#### Aim:
Pick out each line of the records in which the word "Error" appears.

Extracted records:
== == ==

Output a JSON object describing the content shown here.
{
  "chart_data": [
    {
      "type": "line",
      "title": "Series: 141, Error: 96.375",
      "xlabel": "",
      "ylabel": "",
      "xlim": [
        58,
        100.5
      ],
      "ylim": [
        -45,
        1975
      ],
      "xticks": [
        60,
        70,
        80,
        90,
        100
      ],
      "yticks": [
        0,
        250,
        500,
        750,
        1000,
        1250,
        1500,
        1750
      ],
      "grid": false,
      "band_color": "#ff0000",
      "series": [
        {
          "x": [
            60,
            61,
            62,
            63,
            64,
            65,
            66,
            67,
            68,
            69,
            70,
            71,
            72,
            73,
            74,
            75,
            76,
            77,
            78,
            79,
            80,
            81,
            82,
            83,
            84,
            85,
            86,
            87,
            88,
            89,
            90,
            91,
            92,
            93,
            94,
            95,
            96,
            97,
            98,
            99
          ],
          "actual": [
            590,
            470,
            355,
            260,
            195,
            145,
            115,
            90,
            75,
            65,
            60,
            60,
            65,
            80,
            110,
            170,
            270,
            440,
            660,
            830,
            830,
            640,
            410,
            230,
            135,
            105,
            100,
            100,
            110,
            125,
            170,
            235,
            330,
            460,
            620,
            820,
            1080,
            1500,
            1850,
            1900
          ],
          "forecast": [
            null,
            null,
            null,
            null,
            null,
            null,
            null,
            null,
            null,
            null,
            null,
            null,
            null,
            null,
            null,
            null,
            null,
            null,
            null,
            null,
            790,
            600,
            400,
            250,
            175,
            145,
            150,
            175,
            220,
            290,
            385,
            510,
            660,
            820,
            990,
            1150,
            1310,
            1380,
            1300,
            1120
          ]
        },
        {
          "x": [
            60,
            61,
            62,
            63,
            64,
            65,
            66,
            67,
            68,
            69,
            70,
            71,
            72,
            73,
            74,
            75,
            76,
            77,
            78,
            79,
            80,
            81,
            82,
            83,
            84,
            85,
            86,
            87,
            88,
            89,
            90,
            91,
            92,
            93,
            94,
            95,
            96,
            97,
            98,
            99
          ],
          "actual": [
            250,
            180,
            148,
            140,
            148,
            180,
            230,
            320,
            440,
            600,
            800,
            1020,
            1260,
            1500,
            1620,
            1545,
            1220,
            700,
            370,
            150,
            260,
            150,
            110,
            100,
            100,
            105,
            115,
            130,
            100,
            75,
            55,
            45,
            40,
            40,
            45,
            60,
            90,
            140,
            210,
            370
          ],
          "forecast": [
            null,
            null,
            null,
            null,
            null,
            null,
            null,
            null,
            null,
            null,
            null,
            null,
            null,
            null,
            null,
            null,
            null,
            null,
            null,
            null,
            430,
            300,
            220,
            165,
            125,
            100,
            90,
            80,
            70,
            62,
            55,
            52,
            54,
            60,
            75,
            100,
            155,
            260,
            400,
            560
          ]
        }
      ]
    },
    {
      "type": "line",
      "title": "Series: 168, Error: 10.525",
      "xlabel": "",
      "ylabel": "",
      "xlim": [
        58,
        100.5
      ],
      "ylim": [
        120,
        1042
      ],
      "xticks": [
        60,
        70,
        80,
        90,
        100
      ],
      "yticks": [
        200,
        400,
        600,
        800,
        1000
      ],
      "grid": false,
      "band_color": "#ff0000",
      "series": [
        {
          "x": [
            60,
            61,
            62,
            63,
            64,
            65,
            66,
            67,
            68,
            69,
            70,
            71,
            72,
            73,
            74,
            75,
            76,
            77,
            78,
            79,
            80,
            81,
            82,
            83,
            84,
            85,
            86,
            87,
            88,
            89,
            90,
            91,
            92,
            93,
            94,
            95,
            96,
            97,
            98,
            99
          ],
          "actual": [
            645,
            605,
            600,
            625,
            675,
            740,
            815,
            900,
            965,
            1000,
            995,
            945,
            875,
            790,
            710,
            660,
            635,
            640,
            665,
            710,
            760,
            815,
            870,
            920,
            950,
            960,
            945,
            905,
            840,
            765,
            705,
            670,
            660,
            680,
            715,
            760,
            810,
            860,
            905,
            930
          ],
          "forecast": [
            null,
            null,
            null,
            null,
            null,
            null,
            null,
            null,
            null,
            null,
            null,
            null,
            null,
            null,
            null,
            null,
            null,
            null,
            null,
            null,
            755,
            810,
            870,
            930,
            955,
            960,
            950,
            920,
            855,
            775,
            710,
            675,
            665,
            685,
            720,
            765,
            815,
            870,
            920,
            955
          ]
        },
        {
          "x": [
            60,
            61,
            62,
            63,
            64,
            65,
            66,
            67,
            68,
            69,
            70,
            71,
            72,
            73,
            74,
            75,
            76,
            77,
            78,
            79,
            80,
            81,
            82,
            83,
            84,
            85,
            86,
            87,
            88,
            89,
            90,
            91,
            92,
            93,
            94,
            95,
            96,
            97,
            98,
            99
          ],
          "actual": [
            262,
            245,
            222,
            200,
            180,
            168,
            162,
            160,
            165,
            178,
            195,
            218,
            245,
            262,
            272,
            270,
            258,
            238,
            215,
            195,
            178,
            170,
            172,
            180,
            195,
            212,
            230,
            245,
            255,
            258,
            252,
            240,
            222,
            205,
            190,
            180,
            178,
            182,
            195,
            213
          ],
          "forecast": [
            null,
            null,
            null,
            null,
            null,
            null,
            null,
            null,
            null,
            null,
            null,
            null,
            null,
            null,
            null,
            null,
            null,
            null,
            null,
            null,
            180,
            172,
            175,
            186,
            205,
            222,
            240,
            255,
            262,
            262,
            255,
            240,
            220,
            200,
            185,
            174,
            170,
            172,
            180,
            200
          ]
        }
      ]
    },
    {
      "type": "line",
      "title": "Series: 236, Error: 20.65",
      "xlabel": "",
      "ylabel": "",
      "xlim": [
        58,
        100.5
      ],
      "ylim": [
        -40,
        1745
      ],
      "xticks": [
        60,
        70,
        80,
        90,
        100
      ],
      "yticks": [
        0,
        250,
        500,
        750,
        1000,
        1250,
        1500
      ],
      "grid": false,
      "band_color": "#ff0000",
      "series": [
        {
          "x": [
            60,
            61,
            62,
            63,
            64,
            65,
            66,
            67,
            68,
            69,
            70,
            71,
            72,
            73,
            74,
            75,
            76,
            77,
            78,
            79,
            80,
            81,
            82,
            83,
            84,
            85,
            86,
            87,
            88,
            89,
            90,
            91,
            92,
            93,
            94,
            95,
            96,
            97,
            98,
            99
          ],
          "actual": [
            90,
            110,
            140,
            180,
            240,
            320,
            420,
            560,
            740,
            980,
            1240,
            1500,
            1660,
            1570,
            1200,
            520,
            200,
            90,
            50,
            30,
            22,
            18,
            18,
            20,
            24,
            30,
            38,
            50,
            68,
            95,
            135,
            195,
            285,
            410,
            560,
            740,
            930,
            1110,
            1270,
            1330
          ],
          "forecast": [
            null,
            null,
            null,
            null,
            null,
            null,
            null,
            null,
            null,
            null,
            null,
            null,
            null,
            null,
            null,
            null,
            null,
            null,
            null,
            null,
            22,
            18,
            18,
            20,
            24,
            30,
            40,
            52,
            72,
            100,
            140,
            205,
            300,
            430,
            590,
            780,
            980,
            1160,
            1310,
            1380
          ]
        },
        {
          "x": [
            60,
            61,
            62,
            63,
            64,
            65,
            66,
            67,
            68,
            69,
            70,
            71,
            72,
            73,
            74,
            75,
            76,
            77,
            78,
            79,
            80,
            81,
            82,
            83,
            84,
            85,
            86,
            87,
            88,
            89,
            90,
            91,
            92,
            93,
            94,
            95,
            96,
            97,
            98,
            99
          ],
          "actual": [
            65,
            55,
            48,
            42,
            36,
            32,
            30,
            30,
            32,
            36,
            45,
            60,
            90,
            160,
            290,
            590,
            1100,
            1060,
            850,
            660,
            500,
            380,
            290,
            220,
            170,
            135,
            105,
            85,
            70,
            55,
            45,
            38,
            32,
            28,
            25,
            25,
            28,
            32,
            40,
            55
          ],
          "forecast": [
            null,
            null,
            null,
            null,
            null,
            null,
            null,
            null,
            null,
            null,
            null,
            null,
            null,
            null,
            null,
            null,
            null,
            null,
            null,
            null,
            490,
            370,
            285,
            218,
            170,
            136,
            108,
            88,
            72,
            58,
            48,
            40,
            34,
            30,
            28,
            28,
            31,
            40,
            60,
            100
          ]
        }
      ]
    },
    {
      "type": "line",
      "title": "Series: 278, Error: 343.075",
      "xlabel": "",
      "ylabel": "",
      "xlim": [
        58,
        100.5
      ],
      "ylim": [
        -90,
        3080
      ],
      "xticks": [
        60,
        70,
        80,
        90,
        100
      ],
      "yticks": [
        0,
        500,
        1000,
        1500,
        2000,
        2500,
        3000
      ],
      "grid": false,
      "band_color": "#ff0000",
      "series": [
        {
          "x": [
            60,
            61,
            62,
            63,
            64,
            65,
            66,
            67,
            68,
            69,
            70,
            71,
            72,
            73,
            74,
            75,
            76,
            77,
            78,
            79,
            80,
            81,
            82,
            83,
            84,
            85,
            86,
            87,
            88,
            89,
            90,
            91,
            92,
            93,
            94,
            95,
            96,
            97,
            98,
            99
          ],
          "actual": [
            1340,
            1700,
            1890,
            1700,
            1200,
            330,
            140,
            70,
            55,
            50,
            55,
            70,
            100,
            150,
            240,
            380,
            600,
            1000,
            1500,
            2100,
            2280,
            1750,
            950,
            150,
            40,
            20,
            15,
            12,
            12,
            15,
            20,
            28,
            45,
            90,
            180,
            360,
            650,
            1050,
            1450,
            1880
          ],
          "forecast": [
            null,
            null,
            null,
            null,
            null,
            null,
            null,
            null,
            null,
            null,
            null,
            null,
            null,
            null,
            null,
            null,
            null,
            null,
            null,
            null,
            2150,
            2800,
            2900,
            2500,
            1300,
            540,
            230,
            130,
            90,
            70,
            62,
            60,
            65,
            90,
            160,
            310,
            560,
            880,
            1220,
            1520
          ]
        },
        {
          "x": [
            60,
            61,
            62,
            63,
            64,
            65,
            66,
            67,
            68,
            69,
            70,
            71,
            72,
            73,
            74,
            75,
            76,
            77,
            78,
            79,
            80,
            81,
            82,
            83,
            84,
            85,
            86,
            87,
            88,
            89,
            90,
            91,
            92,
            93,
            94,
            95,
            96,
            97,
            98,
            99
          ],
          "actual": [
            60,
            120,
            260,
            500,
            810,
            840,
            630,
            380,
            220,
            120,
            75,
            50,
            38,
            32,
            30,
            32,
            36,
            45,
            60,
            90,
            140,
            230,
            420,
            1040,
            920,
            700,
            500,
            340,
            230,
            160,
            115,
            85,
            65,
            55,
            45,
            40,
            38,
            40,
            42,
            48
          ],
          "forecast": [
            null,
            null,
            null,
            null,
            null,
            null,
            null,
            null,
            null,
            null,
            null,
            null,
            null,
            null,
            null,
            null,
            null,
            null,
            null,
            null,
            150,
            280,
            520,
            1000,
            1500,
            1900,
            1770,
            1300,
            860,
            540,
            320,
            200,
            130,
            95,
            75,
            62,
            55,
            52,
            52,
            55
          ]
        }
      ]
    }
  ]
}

== == ==

#### Right answer:
      "title": "Series: 141, Error: 96.375",
      "title": "Series: 168, Error: 10.525",
      "title": "Series: 236, Error: 20.65",
      "title": "Series: 278, Error: 343.075",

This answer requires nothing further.